Stated goal
Locate every line in the records below that holds the word "items" and return each one.

----- Data to process

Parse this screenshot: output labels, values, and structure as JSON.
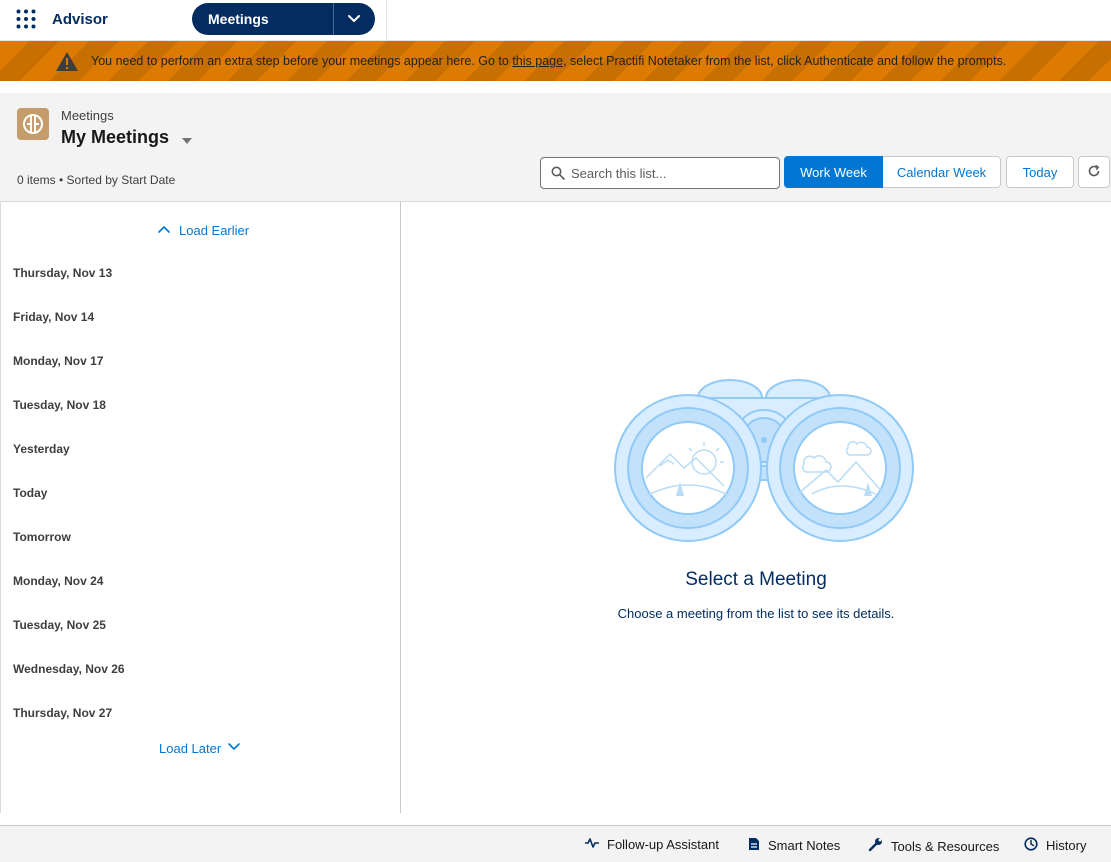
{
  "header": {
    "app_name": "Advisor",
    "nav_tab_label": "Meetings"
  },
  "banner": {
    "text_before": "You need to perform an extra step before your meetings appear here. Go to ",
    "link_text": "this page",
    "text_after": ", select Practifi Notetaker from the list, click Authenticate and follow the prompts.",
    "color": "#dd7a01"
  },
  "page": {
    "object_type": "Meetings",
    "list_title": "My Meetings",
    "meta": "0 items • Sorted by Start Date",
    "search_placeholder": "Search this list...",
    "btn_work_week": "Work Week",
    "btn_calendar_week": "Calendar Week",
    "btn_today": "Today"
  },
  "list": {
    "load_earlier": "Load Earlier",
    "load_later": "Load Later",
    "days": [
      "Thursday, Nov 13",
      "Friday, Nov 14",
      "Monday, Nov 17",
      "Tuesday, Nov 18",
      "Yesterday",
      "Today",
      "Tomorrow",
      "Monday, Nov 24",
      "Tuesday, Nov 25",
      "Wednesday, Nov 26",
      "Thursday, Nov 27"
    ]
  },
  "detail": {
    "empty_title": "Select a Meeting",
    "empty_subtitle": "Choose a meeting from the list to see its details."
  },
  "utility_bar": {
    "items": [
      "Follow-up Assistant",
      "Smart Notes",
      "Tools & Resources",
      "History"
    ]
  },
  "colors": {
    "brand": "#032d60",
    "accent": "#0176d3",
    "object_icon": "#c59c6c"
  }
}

----------

The output
    "meta": "0 items • Sorted by Start Date",
    "items": [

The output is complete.